Poster Session I: Lymphoma biology & translational research
Recent large next generation sequencing studies have redefined the genomic landscape of diffuse large B-cell lymphoma (DLBCL). While many of the more common genetic variants, primarily mutations, have been biologically characterized, little is known about newly emerging genetic aberrations. In particular, somatic copy number alterations remain poorly studied due to the large genomic regions they cover and the number of genes involved. This, in combination with lack of remission or early relapse in a portion of DLBCL, opens new opportunities to explore yet unidentified genetic contributions to lymphomagenesis.
The goal of this study was to identify variants associated with failure to achieve event free survival at 24 months (EFS24) and define their biologic significance in DLBCL.
Newly diagnosed DLBCL treated with standard immunochemotherapy were included in this study (n = 246). Copy number data was generated by using the molecular inversion probe OncoScan™ FFPE Assay Kit (Affymetrix, Santa Clara, CA, USA). OncoScan OSCHP files were analyzed using Nexus Copy Number 9.0 software (Biodiscovery, El Segundo, USA). Data interpretation and copy number calling was done using the human reference genome GRCh37/hg19. Files were analyzed using the Nexus FASST2-Segmentation algorithm, which is based on a Hidden Markov Model approach for calling genetic events. For functional analysis, SOCS6 was overexpressed and studied in GCB-DLBCL cell lines.

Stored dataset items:
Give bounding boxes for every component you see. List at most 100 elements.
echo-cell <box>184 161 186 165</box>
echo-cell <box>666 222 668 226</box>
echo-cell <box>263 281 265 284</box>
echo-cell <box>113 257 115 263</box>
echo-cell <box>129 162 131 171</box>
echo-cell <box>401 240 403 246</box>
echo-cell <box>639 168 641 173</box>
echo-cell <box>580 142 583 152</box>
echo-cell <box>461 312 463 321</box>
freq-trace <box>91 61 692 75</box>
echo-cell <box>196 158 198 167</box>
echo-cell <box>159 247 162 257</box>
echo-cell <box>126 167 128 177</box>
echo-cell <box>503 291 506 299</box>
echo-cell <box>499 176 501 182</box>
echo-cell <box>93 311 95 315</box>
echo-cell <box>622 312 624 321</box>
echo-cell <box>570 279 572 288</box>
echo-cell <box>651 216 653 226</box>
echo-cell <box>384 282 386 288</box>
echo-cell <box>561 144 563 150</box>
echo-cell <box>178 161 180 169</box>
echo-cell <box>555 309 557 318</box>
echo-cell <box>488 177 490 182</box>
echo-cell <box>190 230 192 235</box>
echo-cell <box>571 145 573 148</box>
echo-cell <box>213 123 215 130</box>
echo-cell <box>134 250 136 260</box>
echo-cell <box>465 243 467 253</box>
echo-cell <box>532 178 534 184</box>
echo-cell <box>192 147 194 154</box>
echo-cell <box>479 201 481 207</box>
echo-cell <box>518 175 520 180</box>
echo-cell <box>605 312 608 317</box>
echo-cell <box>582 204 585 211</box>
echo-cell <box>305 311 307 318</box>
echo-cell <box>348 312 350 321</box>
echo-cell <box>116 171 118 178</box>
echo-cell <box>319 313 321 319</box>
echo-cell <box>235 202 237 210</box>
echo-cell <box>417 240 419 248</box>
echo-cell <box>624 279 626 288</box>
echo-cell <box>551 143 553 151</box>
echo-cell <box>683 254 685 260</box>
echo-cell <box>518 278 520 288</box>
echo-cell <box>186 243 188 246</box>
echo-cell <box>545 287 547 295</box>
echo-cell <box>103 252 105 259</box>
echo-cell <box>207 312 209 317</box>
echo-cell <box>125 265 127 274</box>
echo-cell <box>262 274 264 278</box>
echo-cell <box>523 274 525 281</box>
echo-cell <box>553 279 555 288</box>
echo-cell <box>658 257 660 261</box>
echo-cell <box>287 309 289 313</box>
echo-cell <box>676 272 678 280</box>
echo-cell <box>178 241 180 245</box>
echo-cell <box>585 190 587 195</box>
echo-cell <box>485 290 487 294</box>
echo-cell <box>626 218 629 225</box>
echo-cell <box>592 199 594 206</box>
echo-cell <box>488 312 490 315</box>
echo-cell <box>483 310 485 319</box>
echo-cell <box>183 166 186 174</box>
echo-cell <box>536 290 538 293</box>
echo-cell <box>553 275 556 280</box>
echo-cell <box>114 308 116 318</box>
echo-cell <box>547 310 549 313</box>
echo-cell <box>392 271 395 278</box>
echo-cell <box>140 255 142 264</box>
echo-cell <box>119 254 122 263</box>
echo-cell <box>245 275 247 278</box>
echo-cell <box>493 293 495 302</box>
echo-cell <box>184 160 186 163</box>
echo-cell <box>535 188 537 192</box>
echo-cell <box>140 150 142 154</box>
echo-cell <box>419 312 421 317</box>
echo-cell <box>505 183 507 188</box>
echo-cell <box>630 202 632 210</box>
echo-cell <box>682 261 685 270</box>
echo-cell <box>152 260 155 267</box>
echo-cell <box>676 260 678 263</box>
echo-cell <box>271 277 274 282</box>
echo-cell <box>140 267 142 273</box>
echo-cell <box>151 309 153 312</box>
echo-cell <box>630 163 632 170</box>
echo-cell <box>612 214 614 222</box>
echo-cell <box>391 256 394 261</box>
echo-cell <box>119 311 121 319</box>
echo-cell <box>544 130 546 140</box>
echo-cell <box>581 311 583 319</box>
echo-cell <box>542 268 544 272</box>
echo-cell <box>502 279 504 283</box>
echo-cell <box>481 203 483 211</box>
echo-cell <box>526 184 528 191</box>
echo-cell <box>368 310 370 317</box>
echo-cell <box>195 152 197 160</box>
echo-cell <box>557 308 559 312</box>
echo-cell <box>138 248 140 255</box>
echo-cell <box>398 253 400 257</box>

Questions:
1. Sum up the DLBCL study text in two sentences.
2. Output everything in the DLBCL study text from "The goal of" down to "significance in DLBCL.".
3. Answer these questions from the DLBCL study text:
(a) Why have somatic copy number alterations remained poorly studied?
(b) What software was used to analyze the OncoScan OSCHP files?
(c) Which gene was overexpressed for functional analysis?
Work only from the DLBCL study text.

Results of the tasks:
1. Large sequencing studies have redefined the genomic landscape of diffuse large B-cell lymphoma, but somatic copy number alterations remain poorly studied. This study set out to identify variants associated with failure to achieve event free survival at 24 months in 246 newly diagnosed cases treated with standard immunochemotherapy, using OncoScan copy number data, and studied SOCS6 by overexpressing it in GCB-DLBCL cell lines.

2.
The goal of this study was to identify variants associated with failure to achieve event free survival at 24 months (EFS24) and define their biologic significance in DLBCL.

3.
(a) Because of the large genomic regions they cover and the number of genes involved.
(b) Nexus Copy Number 9.0 software (Biodiscovery, El Segundo, USA).
(c) SOCS6.